[GIVEN REQUEST] Repeat, exactly and completely, the material that follows. Omit the pictures.

● ● ●

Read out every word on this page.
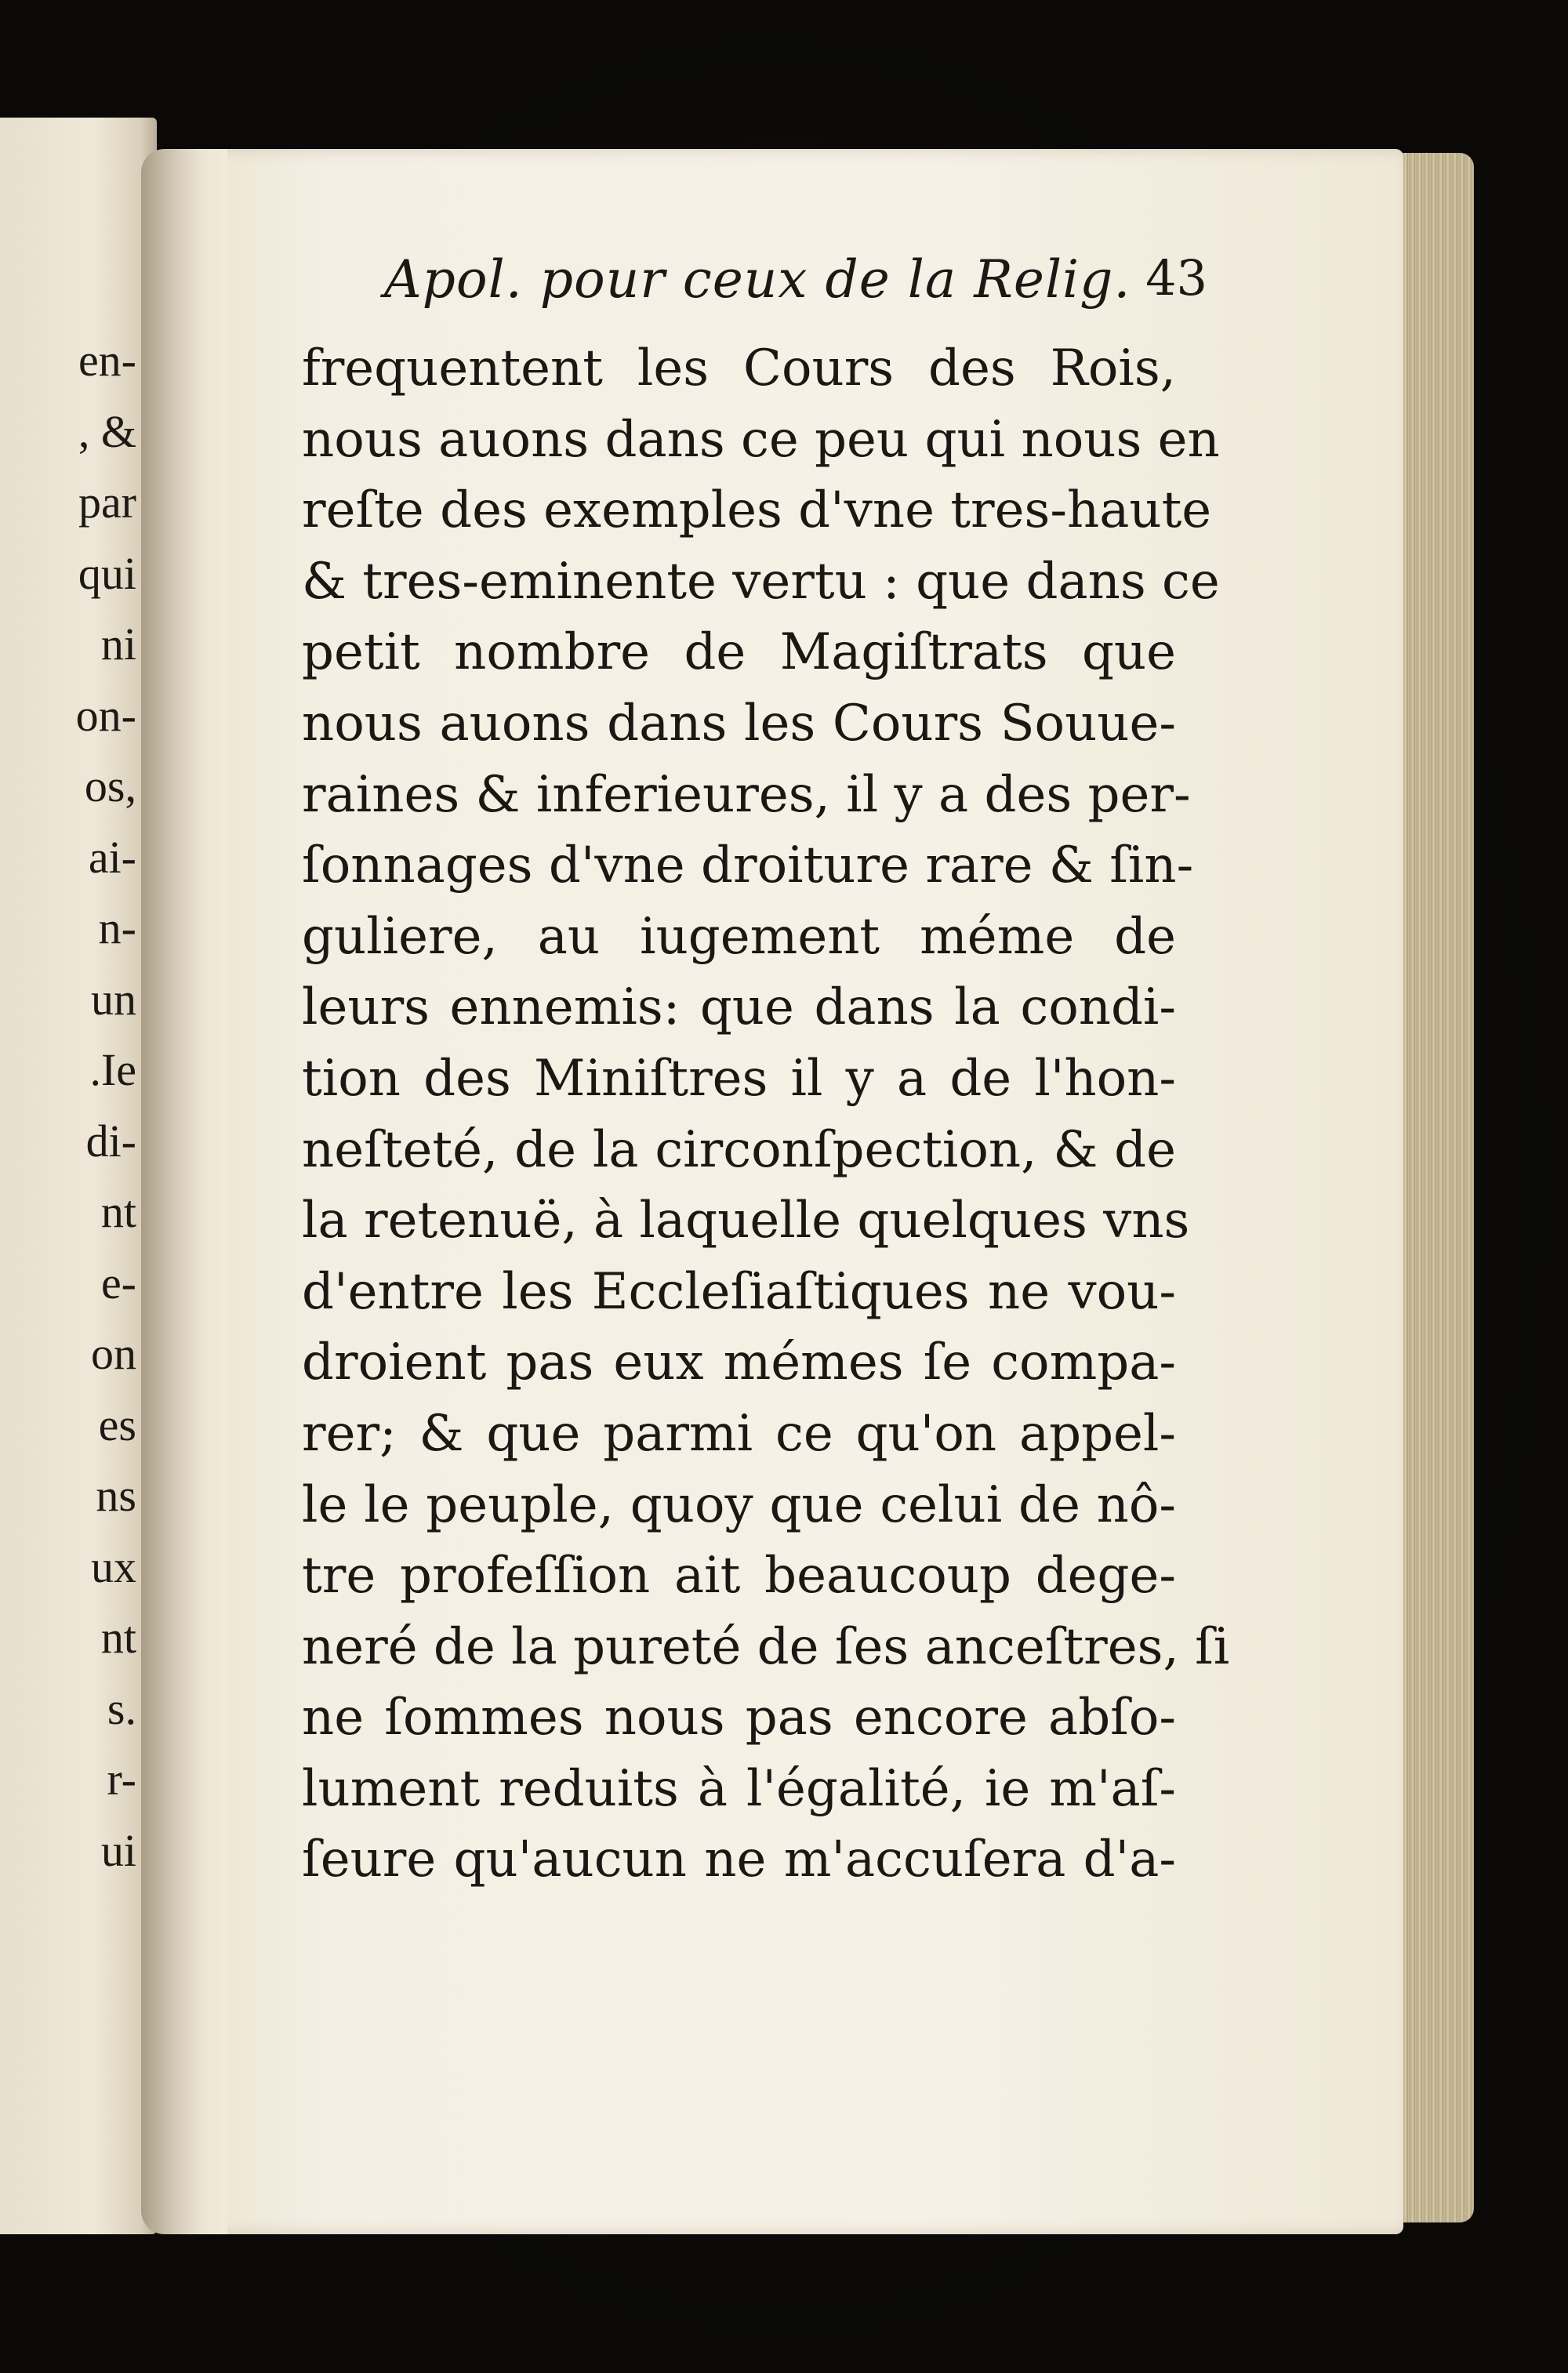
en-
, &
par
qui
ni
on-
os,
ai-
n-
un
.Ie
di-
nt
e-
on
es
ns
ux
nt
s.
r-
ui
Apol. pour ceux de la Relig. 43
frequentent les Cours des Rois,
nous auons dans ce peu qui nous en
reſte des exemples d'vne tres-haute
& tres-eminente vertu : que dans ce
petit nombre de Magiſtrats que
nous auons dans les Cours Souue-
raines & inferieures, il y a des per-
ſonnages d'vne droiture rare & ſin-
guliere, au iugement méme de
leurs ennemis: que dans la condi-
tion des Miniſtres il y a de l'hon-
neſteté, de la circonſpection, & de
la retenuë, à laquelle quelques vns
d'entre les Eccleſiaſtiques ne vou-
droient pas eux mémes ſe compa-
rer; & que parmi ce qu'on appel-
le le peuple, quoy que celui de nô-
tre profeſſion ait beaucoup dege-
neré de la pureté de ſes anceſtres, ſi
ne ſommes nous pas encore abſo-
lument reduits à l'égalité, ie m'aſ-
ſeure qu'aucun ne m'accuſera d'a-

● ● ●

[COMPLETED EXERCISE]
Read out every word on this page.
en-
, &
par
qui
ni
on-
os,
ai-
n-
un
.Ie
di-
nt
e-
on
es
ns
ux
nt
s.
r-
ui
Apol. pour ceux de la Relig. 43
frequentent les Cours des Rois,
nous auons dans ce peu qui nous en
reſte des exemples d'vne tres-haute
& tres-eminente vertu : que dans ce
petit nombre de Magiſtrats que
nous auons dans les Cours Souue-
raines & inferieures, il y a des per-
ſonnages d'vne droiture rare & ſin-
guliere, au iugement méme de
leurs ennemis: que dans la condi-
tion des Miniſtres il y a de l'hon-
neſteté, de la circonſpection, & de
la retenuë, à laquelle quelques vns
d'entre les Eccleſiaſtiques ne vou-
droient pas eux mémes ſe compa-
rer; & que parmi ce qu'on appel-
le le peuple, quoy que celui de nô-
tre profeſſion ait beaucoup dege-
neré de la pureté de ſes anceſtres, ſi
ne ſommes nous pas encore abſo-
lument reduits à l'égalité, ie m'aſ-
ſeure qu'aucun ne m'accuſera d'a-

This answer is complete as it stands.